**EXERCISE MATERIAL:**
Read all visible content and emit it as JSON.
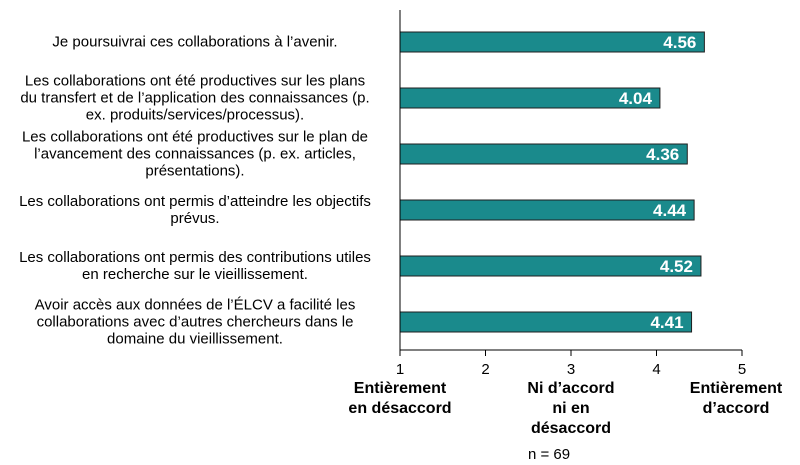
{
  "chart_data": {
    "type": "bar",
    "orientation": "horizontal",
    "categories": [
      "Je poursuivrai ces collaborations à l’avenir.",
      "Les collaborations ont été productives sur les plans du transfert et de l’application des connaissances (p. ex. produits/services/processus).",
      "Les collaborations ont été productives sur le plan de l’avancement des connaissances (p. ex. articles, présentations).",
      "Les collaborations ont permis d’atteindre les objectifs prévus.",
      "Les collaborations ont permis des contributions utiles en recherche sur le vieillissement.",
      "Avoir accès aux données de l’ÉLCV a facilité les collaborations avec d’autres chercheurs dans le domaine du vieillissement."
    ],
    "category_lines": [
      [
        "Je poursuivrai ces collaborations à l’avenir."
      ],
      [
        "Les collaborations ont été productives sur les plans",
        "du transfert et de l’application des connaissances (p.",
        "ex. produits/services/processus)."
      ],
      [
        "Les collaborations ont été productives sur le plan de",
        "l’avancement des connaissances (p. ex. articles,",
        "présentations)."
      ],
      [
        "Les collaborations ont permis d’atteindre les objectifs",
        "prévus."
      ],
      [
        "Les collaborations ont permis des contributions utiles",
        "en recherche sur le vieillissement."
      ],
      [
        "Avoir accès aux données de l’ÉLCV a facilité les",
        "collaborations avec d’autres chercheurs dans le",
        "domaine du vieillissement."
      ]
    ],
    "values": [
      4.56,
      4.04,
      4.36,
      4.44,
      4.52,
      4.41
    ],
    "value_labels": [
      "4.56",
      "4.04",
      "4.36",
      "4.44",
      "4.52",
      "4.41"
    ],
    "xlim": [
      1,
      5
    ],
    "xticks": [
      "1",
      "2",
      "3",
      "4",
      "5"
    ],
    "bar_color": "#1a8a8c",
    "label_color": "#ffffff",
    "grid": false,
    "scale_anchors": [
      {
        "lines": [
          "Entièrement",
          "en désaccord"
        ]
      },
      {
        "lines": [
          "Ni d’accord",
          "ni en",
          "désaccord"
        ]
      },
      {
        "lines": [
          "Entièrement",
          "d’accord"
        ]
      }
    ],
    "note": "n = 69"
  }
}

**PROBLEM REQUIREMENTS:**
Copy the listing over exactly, skipping the pictures it holds.

**WORKED ANSWER:**
Read all visible content and emit it as JSON.
{
  "chart_data": {
    "type": "bar",
    "orientation": "horizontal",
    "categories": [
      "Je poursuivrai ces collaborations à l’avenir.",
      "Les collaborations ont été productives sur les plans du transfert et de l’application des connaissances (p. ex. produits/services/processus).",
      "Les collaborations ont été productives sur le plan de l’avancement des connaissances (p. ex. articles, présentations).",
      "Les collaborations ont permis d’atteindre les objectifs prévus.",
      "Les collaborations ont permis des contributions utiles en recherche sur le vieillissement.",
      "Avoir accès aux données de l’ÉLCV a facilité les collaborations avec d’autres chercheurs dans le domaine du vieillissement."
    ],
    "category_lines": [
      [
        "Je poursuivrai ces collaborations à l’avenir."
      ],
      [
        "Les collaborations ont été productives sur les plans",
        "du transfert et de l’application des connaissances (p.",
        "ex. produits/services/processus)."
      ],
      [
        "Les collaborations ont été productives sur le plan de",
        "l’avancement des connaissances (p. ex. articles,",
        "présentations)."
      ],
      [
        "Les collaborations ont permis d’atteindre les objectifs",
        "prévus."
      ],
      [
        "Les collaborations ont permis des contributions utiles",
        "en recherche sur le vieillissement."
      ],
      [
        "Avoir accès aux données de l’ÉLCV a facilité les",
        "collaborations avec d’autres chercheurs dans le",
        "domaine du vieillissement."
      ]
    ],
    "values": [
      4.56,
      4.04,
      4.36,
      4.44,
      4.52,
      4.41
    ],
    "value_labels": [
      "4.56",
      "4.04",
      "4.36",
      "4.44",
      "4.52",
      "4.41"
    ],
    "xlim": [
      1,
      5
    ],
    "xticks": [
      "1",
      "2",
      "3",
      "4",
      "5"
    ],
    "bar_color": "#1a8a8c",
    "label_color": "#ffffff",
    "grid": false,
    "scale_anchors": [
      {
        "lines": [
          "Entièrement",
          "en désaccord"
        ]
      },
      {
        "lines": [
          "Ni d’accord",
          "ni en",
          "désaccord"
        ]
      },
      {
        "lines": [
          "Entièrement",
          "d’accord"
        ]
      }
    ],
    "note": "n = 69"
  }
}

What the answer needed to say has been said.